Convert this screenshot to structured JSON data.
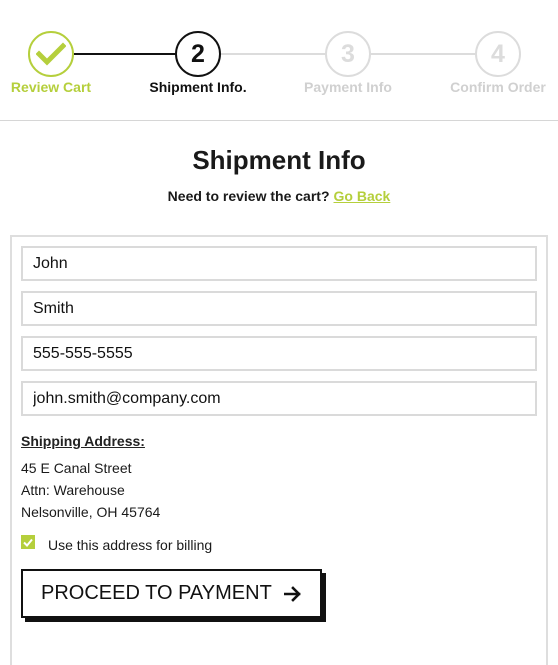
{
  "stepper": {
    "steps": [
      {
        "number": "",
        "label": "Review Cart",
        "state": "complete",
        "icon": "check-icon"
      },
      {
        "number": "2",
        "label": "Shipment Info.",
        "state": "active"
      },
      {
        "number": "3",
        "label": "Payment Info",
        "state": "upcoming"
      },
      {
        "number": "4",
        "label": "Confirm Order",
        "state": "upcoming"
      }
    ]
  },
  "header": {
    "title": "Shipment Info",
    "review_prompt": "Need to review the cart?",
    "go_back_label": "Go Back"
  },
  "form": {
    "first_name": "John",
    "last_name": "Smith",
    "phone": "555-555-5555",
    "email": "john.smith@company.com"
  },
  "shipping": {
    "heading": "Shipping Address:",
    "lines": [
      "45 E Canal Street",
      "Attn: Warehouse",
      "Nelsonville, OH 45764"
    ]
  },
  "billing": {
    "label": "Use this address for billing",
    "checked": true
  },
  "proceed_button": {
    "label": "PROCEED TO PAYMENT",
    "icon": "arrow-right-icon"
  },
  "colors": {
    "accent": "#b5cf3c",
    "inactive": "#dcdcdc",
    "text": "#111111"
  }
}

- - - -

State the number of lines above that hold the string "Info", with nothing added.

3